◆ Available data ◆
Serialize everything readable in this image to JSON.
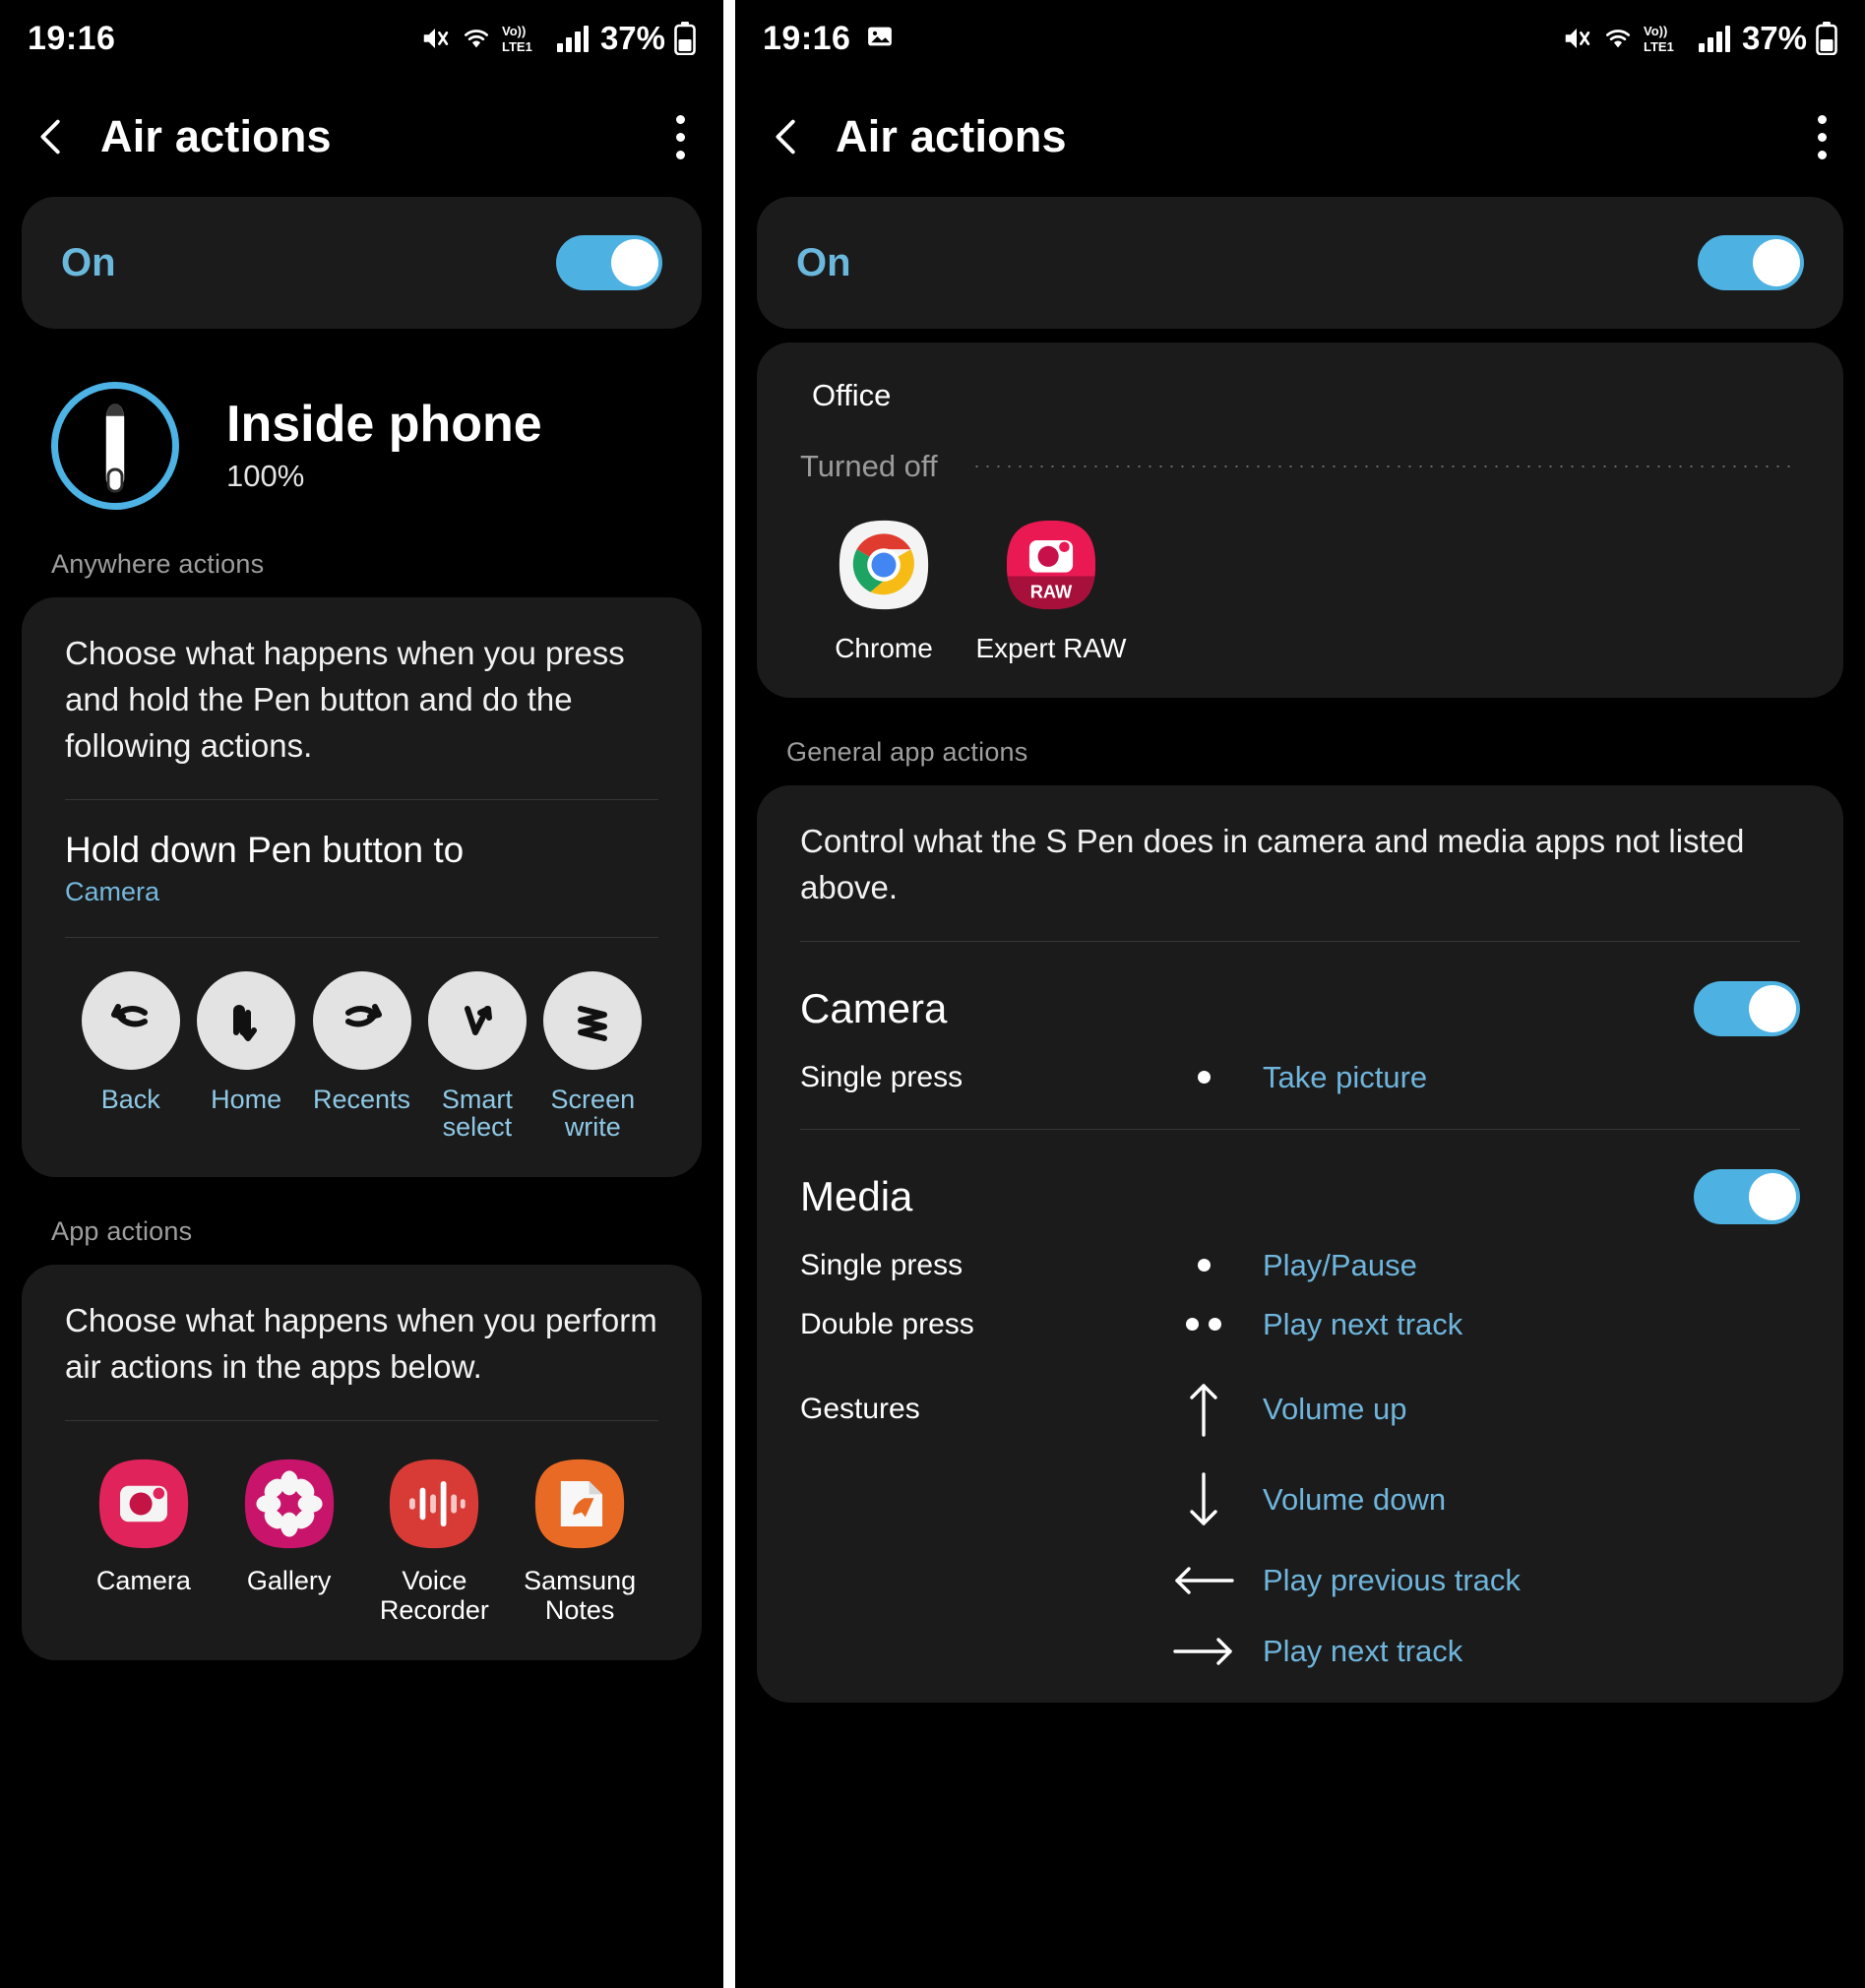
{
  "left": {
    "status": {
      "time": "19:16",
      "battery": "37%",
      "network": "LTE1",
      "icons": [
        "mute-icon",
        "wifi-icon",
        "volte-icon",
        "signal-icon",
        "battery-icon"
      ]
    },
    "appbar": {
      "title": "Air actions",
      "back_icon": "back-chevron-icon",
      "overflow_icon": "more-vertical-icon"
    },
    "master": {
      "label": "On",
      "toggle_state": "on"
    },
    "pen": {
      "title": "Inside phone",
      "battery": "100%",
      "icon": "s-pen-icon"
    },
    "anywhere": {
      "section_label": "Anywhere actions",
      "description": "Choose what happens when you press and hold the Pen button and do the following actions.",
      "setting_title": "Hold down Pen button to",
      "setting_value": "Camera",
      "gestures": [
        {
          "label": "Back",
          "icon": "gesture-back-icon"
        },
        {
          "label": "Home",
          "icon": "gesture-home-icon"
        },
        {
          "label": "Recents",
          "icon": "gesture-recents-icon"
        },
        {
          "label": "Smart select",
          "icon": "gesture-smart-select-icon"
        },
        {
          "label": "Screen write",
          "icon": "gesture-screen-write-icon"
        }
      ]
    },
    "appactions": {
      "section_label": "App actions",
      "description": "Choose what happens when you perform air actions in the apps below.",
      "apps": [
        {
          "name": "Camera",
          "icon": "camera-app-icon"
        },
        {
          "name": "Gallery",
          "icon": "gallery-app-icon"
        },
        {
          "name": "Voice Recorder",
          "icon": "voice-recorder-app-icon"
        },
        {
          "name": "Samsung Notes",
          "icon": "samsung-notes-app-icon"
        }
      ]
    }
  },
  "right": {
    "status": {
      "time": "19:16",
      "battery": "37%",
      "network": "LTE1",
      "icons": [
        "screenshot-icon",
        "mute-icon",
        "wifi-icon",
        "volte-icon",
        "signal-icon",
        "battery-icon"
      ]
    },
    "appbar": {
      "title": "Air actions",
      "back_icon": "back-chevron-icon",
      "overflow_icon": "more-vertical-icon"
    },
    "master": {
      "label": "On",
      "toggle_state": "on"
    },
    "group": {
      "name": "Office",
      "turned_off_label": "Turned off",
      "tiles": [
        {
          "name": "Chrome",
          "icon": "chrome-app-icon"
        },
        {
          "name": "Expert RAW",
          "icon": "expert-raw-app-icon",
          "badge": "RAW"
        }
      ]
    },
    "general": {
      "section_label": "General app actions",
      "description": "Control what the S Pen does in camera and media apps not listed above.",
      "items": [
        {
          "title": "Camera",
          "toggle_state": "on",
          "rows": [
            {
              "label": "Single press",
              "symbol": "single-dot",
              "value": "Take picture"
            }
          ]
        },
        {
          "title": "Media",
          "toggle_state": "on",
          "rows": [
            {
              "label": "Single press",
              "symbol": "single-dot",
              "value": "Play/Pause"
            },
            {
              "label": "Double press",
              "symbol": "double-dot",
              "value": "Play next track"
            },
            {
              "label": "Gestures",
              "symbol": "arrow-up",
              "value": "Volume up"
            },
            {
              "label": "",
              "symbol": "arrow-down",
              "value": "Volume down"
            },
            {
              "label": "",
              "symbol": "arrow-left",
              "value": "Play previous track"
            },
            {
              "label": "",
              "symbol": "arrow-right",
              "value": "Play next track"
            }
          ]
        }
      ]
    }
  },
  "colors": {
    "accent": "#4cb3e4",
    "link": "#6fb5dc",
    "card": "#1b1b1b",
    "background": "#000000"
  }
}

◆ Written exercise ◆
Each line of the material must be retyped exactly, except that images are omitted.

◆ Result of this exercise ◆
Serialize everything readable in this image to JSON.
{
  "left": {
    "status": {
      "time": "19:16",
      "battery": "37%",
      "network": "LTE1",
      "icons": [
        "mute-icon",
        "wifi-icon",
        "volte-icon",
        "signal-icon",
        "battery-icon"
      ]
    },
    "appbar": {
      "title": "Air actions",
      "back_icon": "back-chevron-icon",
      "overflow_icon": "more-vertical-icon"
    },
    "master": {
      "label": "On",
      "toggle_state": "on"
    },
    "pen": {
      "title": "Inside phone",
      "battery": "100%",
      "icon": "s-pen-icon"
    },
    "anywhere": {
      "section_label": "Anywhere actions",
      "description": "Choose what happens when you press and hold the Pen button and do the following actions.",
      "setting_title": "Hold down Pen button to",
      "setting_value": "Camera",
      "gestures": [
        {
          "label": "Back",
          "icon": "gesture-back-icon"
        },
        {
          "label": "Home",
          "icon": "gesture-home-icon"
        },
        {
          "label": "Recents",
          "icon": "gesture-recents-icon"
        },
        {
          "label": "Smart select",
          "icon": "gesture-smart-select-icon"
        },
        {
          "label": "Screen write",
          "icon": "gesture-screen-write-icon"
        }
      ]
    },
    "appactions": {
      "section_label": "App actions",
      "description": "Choose what happens when you perform air actions in the apps below.",
      "apps": [
        {
          "name": "Camera",
          "icon": "camera-app-icon"
        },
        {
          "name": "Gallery",
          "icon": "gallery-app-icon"
        },
        {
          "name": "Voice Recorder",
          "icon": "voice-recorder-app-icon"
        },
        {
          "name": "Samsung Notes",
          "icon": "samsung-notes-app-icon"
        }
      ]
    }
  },
  "right": {
    "status": {
      "time": "19:16",
      "battery": "37%",
      "network": "LTE1",
      "icons": [
        "screenshot-icon",
        "mute-icon",
        "wifi-icon",
        "volte-icon",
        "signal-icon",
        "battery-icon"
      ]
    },
    "appbar": {
      "title": "Air actions",
      "back_icon": "back-chevron-icon",
      "overflow_icon": "more-vertical-icon"
    },
    "master": {
      "label": "On",
      "toggle_state": "on"
    },
    "group": {
      "name": "Office",
      "turned_off_label": "Turned off",
      "tiles": [
        {
          "name": "Chrome",
          "icon": "chrome-app-icon"
        },
        {
          "name": "Expert RAW",
          "icon": "expert-raw-app-icon",
          "badge": "RAW"
        }
      ]
    },
    "general": {
      "section_label": "General app actions",
      "description": "Control what the S Pen does in camera and media apps not listed above.",
      "items": [
        {
          "title": "Camera",
          "toggle_state": "on",
          "rows": [
            {
              "label": "Single press",
              "symbol": "single-dot",
              "value": "Take picture"
            }
          ]
        },
        {
          "title": "Media",
          "toggle_state": "on",
          "rows": [
            {
              "label": "Single press",
              "symbol": "single-dot",
              "value": "Play/Pause"
            },
            {
              "label": "Double press",
              "symbol": "double-dot",
              "value": "Play next track"
            },
            {
              "label": "Gestures",
              "symbol": "arrow-up",
              "value": "Volume up"
            },
            {
              "label": "",
              "symbol": "arrow-down",
              "value": "Volume down"
            },
            {
              "label": "",
              "symbol": "arrow-left",
              "value": "Play previous track"
            },
            {
              "label": "",
              "symbol": "arrow-right",
              "value": "Play next track"
            }
          ]
        }
      ]
    }
  },
  "colors": {
    "accent": "#4cb3e4",
    "link": "#6fb5dc",
    "card": "#1b1b1b",
    "background": "#000000"
  }
}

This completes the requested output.